--- TAREFA ---
Tire do trecho sobre a formação dos Irmãos Maristas tudo o que vai de "Essas linhas constituem" até "para a formação.", sem mudar nenhuma palavra.

Essas linhas constituem o núcleo de nossa contribuição. Precede-as a simples
enumeração de alguns desafios e convicções mais relevantes para a formação.
A
partir de nossa leitura da realidade atual, apresentamos seis linhas
prioritárias.
I - Os
desafios
1.
A realidade do mundo
— O sentido de solidariedade e de
inter-relação dos povos conduz a uma visão nova de formação e à integração dos
leigos.
— As novas ideologias e a crise de valores
exigem nova formação ao discernimento.
— Os desafios e as mundanças
sócio-culturais influem nos jovens e em nós mesmos.
2.
A realidade da formação no Instituto
Constatamos
que, nos últimos anos, foram feitos esforços e se tem progredido no campo da
formação. Entretanto, constatamos que:
— há florescimento de vocações em alguns
lugares e crescente diminuição em outros;
— os jovens Irmãos se encontram,
freqüentemente, sem ajuda e sozinhos;
— é baixo o índice de perseverança dos
jovens Irmãos;
— há pouco cultivo da vida espiritual;
— muitos Irmãos se desinteressam de sua
própria formação permanente.
II -
Nossas convicções
3.
Acreditamos que:
— o Guia da Formação é caminho definido
para o crescimento do Irmão Marista, em
todas as idades;
— a colaboração interprovincial e regional,
como estilo de governo e de animação, se
apresenta fortemente para o futuro imediato;
— Irmãos e leigos, participamos de missão
comum na Igreja e partilhamos essa responsabilidade;
— é urgente formar animadores em nível
comunitário e apostólico, do jeito de Champagnat;
— na pastoral vocacional, é preciso passar
da atitude de espera para a de proposta;
— os Irmãos da terceira idade podem
colaborar muito na vitalidade das comunidades
e na missão da Província, pela atitude de alegria e de presença apostólica
atualizada.
III -
Linhas de ação que propomos
4.
Formação de animadores (lideranças)
Em
nível de Conselho Geral:
— cursos para Mestres de noviços (nos
próximos 5 anos);
— cursos para Responsáveis do pós-noviciado
(1ª etapa);
— preparação de um vade-mécum que oriente a
formação de animadores nas Províncias.

--- LISTAGEM DE DADOS ---
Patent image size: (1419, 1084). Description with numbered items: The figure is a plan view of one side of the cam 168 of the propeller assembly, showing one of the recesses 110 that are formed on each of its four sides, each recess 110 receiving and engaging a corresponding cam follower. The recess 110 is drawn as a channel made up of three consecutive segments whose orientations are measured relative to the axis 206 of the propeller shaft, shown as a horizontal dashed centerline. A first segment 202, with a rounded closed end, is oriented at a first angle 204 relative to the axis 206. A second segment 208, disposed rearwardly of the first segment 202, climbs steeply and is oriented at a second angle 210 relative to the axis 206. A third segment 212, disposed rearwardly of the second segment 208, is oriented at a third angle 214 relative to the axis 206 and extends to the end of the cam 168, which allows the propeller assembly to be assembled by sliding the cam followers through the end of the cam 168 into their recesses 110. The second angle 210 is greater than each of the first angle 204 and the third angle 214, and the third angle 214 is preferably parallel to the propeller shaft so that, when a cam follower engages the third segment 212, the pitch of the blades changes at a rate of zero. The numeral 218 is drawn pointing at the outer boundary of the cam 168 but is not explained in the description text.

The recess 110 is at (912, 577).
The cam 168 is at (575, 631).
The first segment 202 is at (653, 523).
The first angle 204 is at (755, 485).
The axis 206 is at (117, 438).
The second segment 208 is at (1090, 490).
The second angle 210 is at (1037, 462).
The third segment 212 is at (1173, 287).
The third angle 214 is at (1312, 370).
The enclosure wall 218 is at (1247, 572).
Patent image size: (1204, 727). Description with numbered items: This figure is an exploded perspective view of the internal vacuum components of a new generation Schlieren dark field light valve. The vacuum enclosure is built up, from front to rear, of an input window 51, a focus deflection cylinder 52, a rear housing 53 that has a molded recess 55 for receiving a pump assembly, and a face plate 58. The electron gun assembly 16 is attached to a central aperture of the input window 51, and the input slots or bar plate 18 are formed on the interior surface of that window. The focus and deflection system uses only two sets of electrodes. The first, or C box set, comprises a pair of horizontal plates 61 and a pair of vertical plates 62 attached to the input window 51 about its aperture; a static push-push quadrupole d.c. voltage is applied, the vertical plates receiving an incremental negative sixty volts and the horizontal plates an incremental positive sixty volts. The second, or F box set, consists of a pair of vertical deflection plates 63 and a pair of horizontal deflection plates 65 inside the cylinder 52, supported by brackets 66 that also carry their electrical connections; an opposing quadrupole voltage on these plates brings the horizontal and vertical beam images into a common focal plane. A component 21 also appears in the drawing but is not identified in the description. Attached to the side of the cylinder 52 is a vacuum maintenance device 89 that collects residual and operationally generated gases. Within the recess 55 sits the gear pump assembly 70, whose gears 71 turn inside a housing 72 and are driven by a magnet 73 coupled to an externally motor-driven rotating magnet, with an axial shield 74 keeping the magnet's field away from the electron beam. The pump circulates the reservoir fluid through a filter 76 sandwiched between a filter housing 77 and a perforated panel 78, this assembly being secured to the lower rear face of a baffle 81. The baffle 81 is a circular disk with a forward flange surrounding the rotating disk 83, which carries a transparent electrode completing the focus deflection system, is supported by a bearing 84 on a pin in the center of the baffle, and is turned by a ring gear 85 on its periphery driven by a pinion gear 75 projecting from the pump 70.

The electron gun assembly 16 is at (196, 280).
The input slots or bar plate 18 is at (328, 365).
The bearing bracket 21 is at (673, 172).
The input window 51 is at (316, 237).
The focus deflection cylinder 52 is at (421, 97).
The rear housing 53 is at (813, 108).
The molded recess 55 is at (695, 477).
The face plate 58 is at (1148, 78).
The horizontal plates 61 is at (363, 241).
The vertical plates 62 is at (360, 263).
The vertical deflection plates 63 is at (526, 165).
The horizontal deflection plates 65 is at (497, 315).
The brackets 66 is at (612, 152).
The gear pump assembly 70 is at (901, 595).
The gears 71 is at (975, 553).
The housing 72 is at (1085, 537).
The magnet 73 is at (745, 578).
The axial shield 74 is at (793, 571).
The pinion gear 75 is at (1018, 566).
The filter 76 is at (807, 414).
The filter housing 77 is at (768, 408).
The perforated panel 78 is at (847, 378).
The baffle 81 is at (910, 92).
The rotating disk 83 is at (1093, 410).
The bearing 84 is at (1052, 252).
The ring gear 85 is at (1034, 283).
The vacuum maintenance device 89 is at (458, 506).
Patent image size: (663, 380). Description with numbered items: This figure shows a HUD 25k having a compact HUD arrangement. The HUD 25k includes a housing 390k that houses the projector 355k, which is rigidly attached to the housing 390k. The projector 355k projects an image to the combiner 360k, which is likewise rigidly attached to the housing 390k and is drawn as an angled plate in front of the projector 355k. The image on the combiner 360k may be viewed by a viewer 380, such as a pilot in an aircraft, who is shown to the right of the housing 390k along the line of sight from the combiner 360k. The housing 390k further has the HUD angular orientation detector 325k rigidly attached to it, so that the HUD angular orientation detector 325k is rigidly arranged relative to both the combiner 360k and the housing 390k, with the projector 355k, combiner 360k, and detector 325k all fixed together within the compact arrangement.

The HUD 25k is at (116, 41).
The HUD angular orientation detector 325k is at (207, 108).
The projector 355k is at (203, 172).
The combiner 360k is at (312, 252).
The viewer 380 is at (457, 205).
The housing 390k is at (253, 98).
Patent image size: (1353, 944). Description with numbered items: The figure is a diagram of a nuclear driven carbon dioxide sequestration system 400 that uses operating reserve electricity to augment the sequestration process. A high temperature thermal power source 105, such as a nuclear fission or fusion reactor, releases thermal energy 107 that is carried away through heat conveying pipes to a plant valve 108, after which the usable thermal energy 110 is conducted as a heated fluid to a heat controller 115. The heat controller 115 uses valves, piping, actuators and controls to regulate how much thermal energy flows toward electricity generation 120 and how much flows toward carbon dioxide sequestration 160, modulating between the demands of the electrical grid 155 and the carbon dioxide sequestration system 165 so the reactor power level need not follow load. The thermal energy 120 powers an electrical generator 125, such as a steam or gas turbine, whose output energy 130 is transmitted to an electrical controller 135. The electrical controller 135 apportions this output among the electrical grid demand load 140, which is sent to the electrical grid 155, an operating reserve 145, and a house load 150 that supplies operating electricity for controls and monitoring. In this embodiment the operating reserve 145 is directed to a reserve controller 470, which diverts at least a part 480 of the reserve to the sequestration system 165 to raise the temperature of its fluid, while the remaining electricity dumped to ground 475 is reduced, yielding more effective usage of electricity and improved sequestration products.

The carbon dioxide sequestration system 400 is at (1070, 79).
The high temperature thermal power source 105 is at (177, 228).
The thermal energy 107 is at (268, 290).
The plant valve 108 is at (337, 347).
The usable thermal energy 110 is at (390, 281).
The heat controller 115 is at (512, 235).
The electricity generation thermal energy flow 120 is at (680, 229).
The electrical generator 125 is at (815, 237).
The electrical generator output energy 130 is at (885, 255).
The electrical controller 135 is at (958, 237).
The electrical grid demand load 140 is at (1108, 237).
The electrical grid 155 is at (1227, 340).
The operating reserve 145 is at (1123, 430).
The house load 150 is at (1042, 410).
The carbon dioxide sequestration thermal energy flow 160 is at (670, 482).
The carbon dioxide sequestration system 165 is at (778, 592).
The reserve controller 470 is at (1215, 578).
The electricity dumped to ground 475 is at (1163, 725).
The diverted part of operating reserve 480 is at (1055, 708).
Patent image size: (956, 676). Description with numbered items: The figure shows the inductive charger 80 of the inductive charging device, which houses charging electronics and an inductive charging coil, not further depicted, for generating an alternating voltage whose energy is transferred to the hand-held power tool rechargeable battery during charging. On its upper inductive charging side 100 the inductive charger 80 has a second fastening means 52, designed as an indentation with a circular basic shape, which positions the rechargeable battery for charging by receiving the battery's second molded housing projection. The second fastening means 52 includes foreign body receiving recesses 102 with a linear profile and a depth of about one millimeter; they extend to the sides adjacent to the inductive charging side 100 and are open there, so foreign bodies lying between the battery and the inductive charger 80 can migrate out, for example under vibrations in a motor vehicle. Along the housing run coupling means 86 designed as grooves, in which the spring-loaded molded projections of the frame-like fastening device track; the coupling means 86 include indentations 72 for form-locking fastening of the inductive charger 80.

--- RESULTADO DA TAREFA ---
Essas linhas constituem o núcleo de nossa contribuição. Precede-as a simples
enumeração de alguns desafios e convicções mais relevantes para a formação.